#### [Work required]
Wherever "hlásenie" appears in a line, copy that line.
★ ★ ★ ★ ★ ★ ★
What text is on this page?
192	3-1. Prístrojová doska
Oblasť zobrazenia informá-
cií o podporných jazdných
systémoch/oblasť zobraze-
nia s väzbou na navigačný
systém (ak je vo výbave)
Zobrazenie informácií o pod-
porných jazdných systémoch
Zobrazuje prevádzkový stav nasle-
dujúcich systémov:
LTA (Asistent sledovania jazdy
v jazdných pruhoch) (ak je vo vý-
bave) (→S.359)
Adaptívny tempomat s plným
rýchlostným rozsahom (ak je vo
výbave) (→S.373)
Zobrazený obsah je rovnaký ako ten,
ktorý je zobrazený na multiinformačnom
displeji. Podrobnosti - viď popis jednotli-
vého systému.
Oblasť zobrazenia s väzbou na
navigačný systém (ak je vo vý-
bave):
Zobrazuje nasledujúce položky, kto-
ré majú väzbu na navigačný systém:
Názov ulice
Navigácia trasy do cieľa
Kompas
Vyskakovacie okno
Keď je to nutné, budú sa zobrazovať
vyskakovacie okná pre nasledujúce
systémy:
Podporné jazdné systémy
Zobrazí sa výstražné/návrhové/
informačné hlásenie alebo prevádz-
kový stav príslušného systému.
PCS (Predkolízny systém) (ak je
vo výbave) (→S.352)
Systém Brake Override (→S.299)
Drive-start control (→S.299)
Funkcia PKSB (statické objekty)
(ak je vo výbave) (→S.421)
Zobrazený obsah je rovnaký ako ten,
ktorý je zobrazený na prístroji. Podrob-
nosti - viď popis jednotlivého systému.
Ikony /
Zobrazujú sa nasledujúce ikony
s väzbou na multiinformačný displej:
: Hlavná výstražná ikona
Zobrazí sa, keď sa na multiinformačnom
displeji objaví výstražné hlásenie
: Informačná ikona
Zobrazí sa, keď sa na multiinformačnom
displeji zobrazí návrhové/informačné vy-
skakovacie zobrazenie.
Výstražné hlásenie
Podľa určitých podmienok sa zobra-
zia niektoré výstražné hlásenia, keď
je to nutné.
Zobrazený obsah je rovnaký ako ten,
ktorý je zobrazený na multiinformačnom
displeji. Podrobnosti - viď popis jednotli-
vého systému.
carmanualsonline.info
★ ★ ★ ★ ★ ★ ★
#### [Task response]
informačné hlásenie alebo prevádz-
displeji objaví výstražné hlásenie
Výstražné hlásenie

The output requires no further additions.